» **Source text**
Docno: ADMS-04-02-02-0300

Author: Adams, John
Recipient: Adams, Abigail
Date: 1777-12-15

John Adams to Abigail Adams

[salute] My dear

I arrived here, last Evening, in good Health. This Morning, General Whipple made me a Visit, at the Tavern, Tiltons, and insists upon my taking a Bed at his House, in so very affectionate, and urgent a Manner, that I believe I shall go to his House.1
The Cause comes on Tomorrow, before my old Friend Dr. Joshua Brackett, as Judge of Admiralty. How it will go I know not. The Captors are a numerous Company, and are said to be very tenacious, and have many Connections; so that We have Prejudice, and Influence to fear: Justice, Policy and Law, are, I am very sure, on our Side.
I have had many Opportunities, in the Course of this Journey, to observe, how deeply rooted, our righteous Cause is in the Minds of the People—and could write you many Anecdotes in Proof of it. But I will reserve them for private Conversation. But on 2d Thoughts why should I?
One Evening, as I satt in one Room, I overheard Company of the Common sort of People in another, conversing upon serious subjects. One of them, whom I afterwards found upon Enquiry to be a reputable, religious Man, was more eloquent than the rest—he was2 upon the Danger of despizing and neglecting serious Things. Said whatever Person or People made light of them would soon find themselves terribly mistaken. At length I heard these Words–“it appears to me the eternal son of God is opperating Powerfully against the British Nation for their treating lightly serious Things.”

» **Stated goal 1**
Please rewrite the Adams letter starting with "John Adams to" and going on through "on our Side.", changing "Tavern" to "Inn".
» **Stated goal 2**
In the Adams letter, why does the writer say "We have Prejudice, and Influence to fear" in the coming case? Answer in one to three sentences.
» **Stated goal 3**
Answer these questions from the Adams letter, one per line:
(a) Who visited the writer at the tavern this morning?
(b) Before whom does the Cause come on tomorrow, and in what role?
(c) What did the writer learn on enquiry about the most eloquent man in the overheard company?

» **Extracted data**
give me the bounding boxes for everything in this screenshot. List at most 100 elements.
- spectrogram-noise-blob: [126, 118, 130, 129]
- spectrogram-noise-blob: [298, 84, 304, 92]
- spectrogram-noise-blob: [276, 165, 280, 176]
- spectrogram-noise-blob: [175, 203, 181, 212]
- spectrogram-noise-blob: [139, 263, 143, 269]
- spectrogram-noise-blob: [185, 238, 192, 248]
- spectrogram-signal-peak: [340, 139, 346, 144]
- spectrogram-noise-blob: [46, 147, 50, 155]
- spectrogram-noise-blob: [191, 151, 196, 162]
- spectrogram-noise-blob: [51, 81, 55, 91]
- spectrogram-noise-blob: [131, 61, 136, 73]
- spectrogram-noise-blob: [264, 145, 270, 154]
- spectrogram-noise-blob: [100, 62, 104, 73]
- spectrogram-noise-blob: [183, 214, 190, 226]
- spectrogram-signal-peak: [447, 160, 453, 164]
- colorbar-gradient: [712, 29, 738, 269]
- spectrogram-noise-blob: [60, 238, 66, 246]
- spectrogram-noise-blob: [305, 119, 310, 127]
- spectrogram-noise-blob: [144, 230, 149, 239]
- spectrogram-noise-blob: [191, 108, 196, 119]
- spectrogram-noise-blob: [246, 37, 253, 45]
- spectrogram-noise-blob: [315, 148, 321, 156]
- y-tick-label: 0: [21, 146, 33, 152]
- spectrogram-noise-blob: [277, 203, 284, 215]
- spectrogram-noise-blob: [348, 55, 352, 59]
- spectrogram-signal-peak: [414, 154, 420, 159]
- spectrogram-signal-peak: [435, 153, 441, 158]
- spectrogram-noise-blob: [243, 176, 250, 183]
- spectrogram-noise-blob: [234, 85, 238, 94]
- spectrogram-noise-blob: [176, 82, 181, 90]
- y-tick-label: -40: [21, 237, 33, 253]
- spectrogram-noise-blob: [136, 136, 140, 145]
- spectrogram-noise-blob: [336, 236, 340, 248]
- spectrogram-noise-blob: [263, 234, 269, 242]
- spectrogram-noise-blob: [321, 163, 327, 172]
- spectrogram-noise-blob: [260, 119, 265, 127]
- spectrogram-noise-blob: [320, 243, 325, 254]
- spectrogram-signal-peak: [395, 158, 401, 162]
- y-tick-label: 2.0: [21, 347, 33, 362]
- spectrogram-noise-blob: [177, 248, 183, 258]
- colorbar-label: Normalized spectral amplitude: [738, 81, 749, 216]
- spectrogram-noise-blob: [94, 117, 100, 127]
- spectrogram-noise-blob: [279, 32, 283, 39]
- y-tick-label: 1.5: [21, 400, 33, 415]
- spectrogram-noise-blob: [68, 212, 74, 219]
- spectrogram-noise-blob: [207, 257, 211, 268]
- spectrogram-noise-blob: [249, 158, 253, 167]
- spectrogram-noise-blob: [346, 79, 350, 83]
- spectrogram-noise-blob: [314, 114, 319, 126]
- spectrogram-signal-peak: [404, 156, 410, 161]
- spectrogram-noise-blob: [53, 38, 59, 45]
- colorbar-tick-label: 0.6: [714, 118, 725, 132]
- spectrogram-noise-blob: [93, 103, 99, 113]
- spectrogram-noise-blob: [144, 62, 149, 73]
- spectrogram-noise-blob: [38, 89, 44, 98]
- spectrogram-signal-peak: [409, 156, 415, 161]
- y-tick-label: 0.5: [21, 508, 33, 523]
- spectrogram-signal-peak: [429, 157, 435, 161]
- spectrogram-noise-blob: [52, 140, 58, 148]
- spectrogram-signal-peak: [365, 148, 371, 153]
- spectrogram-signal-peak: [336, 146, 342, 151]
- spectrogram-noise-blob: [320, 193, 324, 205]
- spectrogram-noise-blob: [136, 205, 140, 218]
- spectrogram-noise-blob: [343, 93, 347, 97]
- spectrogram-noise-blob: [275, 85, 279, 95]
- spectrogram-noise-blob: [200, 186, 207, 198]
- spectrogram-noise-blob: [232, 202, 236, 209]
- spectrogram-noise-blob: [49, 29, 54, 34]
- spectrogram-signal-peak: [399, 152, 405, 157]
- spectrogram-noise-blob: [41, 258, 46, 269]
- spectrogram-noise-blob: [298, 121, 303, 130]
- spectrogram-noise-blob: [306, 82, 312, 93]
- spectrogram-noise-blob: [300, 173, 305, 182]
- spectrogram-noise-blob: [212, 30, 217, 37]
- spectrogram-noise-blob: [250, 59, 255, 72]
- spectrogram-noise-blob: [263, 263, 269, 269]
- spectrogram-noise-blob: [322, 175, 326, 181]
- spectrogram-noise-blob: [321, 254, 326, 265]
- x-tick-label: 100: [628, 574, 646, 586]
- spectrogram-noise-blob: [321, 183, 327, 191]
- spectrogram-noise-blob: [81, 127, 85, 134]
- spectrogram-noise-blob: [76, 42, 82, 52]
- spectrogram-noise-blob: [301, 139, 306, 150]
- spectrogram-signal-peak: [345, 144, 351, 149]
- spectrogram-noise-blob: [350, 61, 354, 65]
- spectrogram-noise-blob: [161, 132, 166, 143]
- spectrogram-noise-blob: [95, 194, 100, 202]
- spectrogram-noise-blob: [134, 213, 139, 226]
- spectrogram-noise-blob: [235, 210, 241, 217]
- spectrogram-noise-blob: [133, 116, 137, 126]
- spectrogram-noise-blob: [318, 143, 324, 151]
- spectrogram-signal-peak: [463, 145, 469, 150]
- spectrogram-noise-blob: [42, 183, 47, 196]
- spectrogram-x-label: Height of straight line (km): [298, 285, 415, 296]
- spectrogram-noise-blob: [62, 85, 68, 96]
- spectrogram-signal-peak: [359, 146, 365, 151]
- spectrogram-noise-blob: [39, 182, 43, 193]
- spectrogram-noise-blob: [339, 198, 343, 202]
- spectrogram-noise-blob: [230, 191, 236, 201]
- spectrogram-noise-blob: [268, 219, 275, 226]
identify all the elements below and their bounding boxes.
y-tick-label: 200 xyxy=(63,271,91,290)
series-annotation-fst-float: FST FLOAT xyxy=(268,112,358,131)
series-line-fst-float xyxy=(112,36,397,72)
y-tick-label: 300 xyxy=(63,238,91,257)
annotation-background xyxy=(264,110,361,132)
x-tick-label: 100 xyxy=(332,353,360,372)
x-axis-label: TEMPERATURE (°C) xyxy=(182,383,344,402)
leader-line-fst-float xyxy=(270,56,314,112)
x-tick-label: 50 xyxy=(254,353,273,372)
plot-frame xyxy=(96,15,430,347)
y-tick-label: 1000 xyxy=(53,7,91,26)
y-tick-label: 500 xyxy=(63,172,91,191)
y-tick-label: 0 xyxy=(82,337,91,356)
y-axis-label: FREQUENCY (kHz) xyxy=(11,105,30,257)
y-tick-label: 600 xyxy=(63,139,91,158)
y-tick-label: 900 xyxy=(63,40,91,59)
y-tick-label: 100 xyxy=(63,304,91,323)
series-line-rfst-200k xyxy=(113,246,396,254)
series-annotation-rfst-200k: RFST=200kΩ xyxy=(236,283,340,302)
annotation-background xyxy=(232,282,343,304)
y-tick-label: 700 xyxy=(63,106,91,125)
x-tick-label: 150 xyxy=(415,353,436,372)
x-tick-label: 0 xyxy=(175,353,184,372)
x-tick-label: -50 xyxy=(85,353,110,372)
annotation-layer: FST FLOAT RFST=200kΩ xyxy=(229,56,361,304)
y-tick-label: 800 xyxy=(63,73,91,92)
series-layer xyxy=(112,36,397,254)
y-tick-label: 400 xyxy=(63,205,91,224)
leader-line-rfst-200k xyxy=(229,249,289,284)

» **Full answer 1**
John Adams to Abigail Adams

[salute] My dear

I arrived here, last Evening, in good Health. This Morning, General Whipple made me a Visit, at the Inn, Tiltons, and insists upon my taking a Bed at his House, in so very affectionate, and urgent a Manner, that I believe I shall go to his House.1
The Cause comes on Tomorrow, before my old Friend Dr. Joshua Brackett, as Judge of Admiralty. How it will go I know not. The Captors are a numerous Company, and are said to be very tenacious, and have many Connections; so that We have Prejudice, and Influence to fear: Justice, Policy and Law, are, I am very sure, on our Side.

» **Full answer 2**
The Captors are a numerous Company, are said to be very tenacious, and have many Connections. This is why the writer fears prejudice and influence, even though he is sure that justice, policy and law are on his side.

» **Full answer 3**
(a) General Whipple.
(b) Dr. Joshua Brackett, as Judge of Admiralty.
(c) He was a reputable, religious man.